PROBLEM STATEMENT -
Go through the material and write it all out exactly, minus the pictures.

- - -

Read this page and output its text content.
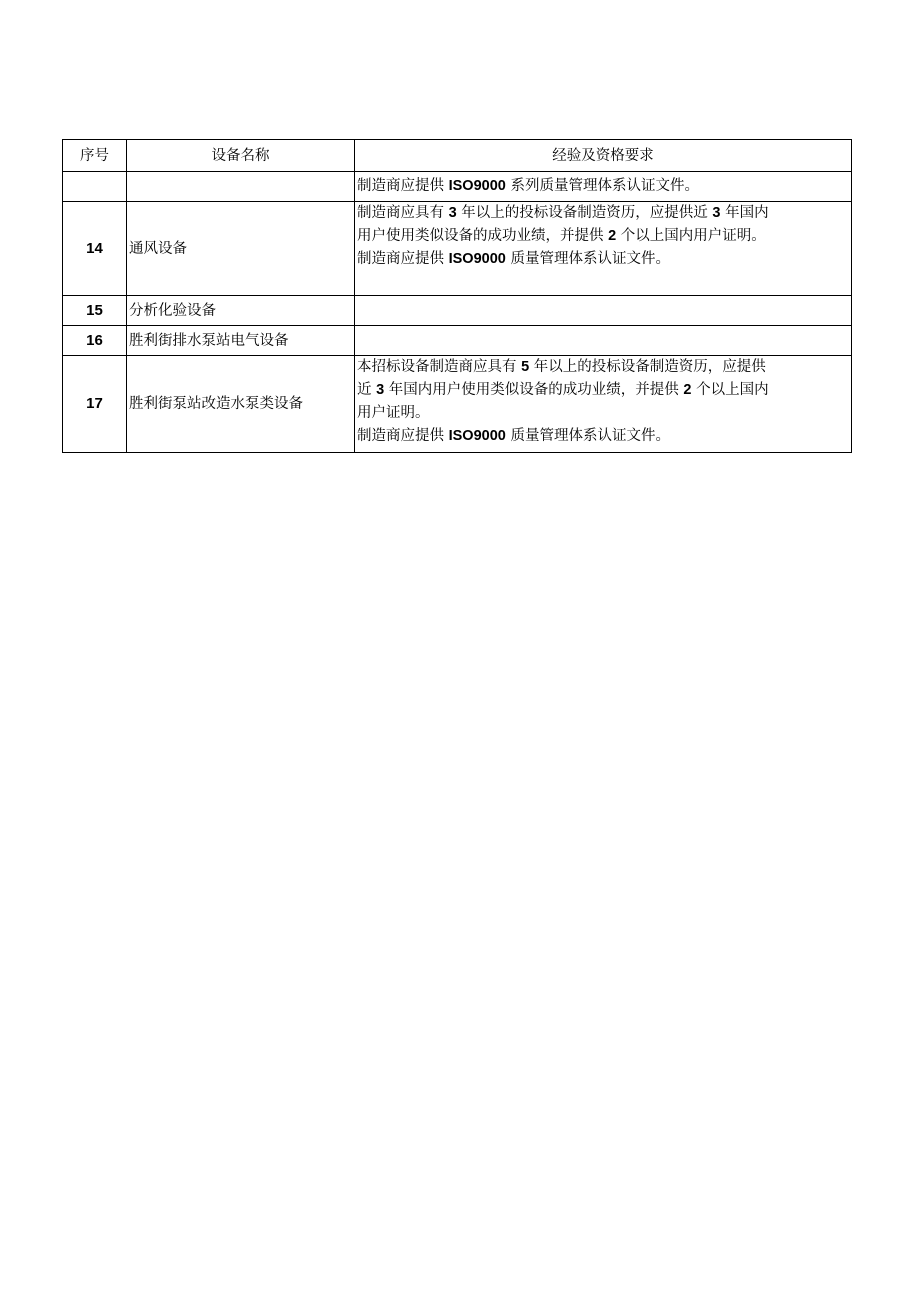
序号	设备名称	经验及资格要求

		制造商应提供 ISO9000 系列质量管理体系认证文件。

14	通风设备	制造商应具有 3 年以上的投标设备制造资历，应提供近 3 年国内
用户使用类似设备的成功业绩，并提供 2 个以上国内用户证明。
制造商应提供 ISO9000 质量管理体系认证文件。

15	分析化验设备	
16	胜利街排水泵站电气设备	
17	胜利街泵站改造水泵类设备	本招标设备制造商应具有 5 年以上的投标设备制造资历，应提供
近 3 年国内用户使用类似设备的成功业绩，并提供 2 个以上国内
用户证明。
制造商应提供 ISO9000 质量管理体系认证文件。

- - -

FINISHED ANSWER -
Read this page and output its text content.
序号	设备名称	经验及资格要求

		制造商应提供 ISO9000 系列质量管理体系认证文件。

14	通风设备	制造商应具有 3 年以上的投标设备制造资历，应提供近 3 年国内
用户使用类似设备的成功业绩，并提供 2 个以上国内用户证明。
制造商应提供 ISO9000 质量管理体系认证文件。

15	分析化验设备	
16	胜利街排水泵站电气设备	
17	胜利街泵站改造水泵类设备	本招标设备制造商应具有 5 年以上的投标设备制造资历，应提供
近 3 年国内用户使用类似设备的成功业绩，并提供 2 个以上国内
用户证明。
制造商应提供 ISO9000 质量管理体系认证文件。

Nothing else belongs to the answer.